> **TASK TO COMPLETE**
Print exactly the lines from the one containing "Read this page and output its text content." through the last line of the listing, both included.

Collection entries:
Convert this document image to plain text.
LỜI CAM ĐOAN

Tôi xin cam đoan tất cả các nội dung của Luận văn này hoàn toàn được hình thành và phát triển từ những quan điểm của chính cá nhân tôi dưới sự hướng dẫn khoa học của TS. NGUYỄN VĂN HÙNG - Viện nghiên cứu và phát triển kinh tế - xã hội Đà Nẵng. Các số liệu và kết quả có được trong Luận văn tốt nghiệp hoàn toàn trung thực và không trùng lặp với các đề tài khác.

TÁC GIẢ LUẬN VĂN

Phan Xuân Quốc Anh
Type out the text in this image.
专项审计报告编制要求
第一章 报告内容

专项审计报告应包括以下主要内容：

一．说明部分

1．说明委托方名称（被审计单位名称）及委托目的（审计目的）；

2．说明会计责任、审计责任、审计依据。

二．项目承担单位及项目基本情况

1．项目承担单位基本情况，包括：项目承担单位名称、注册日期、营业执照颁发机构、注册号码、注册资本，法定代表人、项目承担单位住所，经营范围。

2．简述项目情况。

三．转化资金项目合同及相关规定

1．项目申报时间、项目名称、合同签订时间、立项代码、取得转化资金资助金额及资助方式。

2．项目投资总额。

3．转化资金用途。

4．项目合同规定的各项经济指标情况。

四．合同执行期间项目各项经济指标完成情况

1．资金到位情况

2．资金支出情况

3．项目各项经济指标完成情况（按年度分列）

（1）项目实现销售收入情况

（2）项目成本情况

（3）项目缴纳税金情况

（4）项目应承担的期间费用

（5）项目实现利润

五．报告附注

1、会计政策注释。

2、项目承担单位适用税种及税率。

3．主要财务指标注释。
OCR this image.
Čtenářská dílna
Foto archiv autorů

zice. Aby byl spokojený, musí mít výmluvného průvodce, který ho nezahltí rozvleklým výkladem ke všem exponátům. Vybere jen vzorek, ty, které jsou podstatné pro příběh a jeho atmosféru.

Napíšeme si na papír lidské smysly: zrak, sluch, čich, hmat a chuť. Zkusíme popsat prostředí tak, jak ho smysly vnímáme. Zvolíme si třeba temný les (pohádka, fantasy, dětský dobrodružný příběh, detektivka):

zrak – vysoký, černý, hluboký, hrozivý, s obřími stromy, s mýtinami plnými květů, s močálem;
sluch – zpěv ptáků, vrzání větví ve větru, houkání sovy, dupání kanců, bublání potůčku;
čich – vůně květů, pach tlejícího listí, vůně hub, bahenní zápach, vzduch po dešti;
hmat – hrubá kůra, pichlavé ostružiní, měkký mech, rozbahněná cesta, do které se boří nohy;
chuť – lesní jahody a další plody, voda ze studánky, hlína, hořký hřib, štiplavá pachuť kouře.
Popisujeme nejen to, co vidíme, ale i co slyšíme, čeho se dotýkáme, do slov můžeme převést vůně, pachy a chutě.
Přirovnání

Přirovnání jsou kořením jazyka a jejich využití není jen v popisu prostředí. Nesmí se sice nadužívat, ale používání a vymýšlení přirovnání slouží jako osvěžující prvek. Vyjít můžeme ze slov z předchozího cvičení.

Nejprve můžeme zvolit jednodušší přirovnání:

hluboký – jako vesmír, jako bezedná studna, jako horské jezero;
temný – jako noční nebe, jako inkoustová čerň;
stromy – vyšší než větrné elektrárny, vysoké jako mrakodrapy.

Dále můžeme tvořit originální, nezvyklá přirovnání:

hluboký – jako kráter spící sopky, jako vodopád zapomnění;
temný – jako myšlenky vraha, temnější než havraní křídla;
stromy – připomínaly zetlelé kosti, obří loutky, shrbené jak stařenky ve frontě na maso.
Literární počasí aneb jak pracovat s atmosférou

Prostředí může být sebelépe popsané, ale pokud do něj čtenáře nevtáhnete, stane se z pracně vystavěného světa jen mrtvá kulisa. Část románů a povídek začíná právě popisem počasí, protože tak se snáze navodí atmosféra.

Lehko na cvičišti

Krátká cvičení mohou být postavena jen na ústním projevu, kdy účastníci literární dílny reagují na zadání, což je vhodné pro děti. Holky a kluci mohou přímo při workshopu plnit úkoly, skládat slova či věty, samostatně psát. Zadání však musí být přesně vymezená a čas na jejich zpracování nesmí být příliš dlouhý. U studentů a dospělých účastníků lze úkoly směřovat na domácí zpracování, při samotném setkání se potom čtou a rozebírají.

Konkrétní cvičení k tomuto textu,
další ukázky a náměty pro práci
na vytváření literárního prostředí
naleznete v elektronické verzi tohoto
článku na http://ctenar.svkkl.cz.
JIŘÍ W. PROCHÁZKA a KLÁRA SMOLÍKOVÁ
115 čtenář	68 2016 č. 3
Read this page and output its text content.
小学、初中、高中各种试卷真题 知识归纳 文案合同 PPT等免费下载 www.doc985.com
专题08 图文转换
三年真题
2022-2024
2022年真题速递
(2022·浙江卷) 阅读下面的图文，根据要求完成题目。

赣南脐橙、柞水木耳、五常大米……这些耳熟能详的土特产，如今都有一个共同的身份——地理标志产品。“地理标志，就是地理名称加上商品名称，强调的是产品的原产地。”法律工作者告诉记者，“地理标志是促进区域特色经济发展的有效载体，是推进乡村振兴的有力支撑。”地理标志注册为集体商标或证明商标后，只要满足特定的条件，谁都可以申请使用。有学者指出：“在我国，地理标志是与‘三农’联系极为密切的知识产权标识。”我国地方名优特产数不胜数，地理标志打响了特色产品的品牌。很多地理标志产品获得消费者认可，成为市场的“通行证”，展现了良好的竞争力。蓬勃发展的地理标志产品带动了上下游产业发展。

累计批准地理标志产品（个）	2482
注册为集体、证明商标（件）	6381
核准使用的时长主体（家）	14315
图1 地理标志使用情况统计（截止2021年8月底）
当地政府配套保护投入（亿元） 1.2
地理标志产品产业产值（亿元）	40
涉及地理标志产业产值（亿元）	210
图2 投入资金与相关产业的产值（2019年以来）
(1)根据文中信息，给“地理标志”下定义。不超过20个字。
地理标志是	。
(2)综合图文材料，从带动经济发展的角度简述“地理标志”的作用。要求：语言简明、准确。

> **TASK SOLUTION**
Read this page and output its text content.
小学、初中、高中各种试卷真题 知识归纳 文案合同 PPT等免费下载 www.doc985.com
专题08 图文转换
三年真题
2022-2024
2022年真题速递
(2022·浙江卷) 阅读下面的图文，根据要求完成题目。

赣南脐橙、柞水木耳、五常大米……这些耳熟能详的土特产，如今都有一个共同的身份——地理标志产品。“地理标志，就是地理名称加上商品名称，强调的是产品的原产地。”法律工作者告诉记者，“地理标志是促进区域特色经济发展的有效载体，是推进乡村振兴的有力支撑。”地理标志注册为集体商标或证明商标后，只要满足特定的条件，谁都可以申请使用。有学者指出：“在我国，地理标志是与‘三农’联系极为密切的知识产权标识。”我国地方名优特产数不胜数，地理标志打响了特色产品的品牌。很多地理标志产品获得消费者认可，成为市场的“通行证”，展现了良好的竞争力。蓬勃发展的地理标志产品带动了上下游产业发展。

累计批准地理标志产品（个）	2482
注册为集体、证明商标（件）	6381
核准使用的时长主体（家）	14315
图1 地理标志使用情况统计（截止2021年8月底）
当地政府配套保护投入（亿元） 1.2
地理标志产品产业产值（亿元）	40
涉及地理标志产业产值（亿元）	210
图2 投入资金与相关产业的产值（2019年以来）
(1)根据文中信息，给“地理标志”下定义。不超过20个字。
地理标志是	。
(2)综合图文材料，从带动经济发展的角度简述“地理标志”的作用。要求：语言简明、准确。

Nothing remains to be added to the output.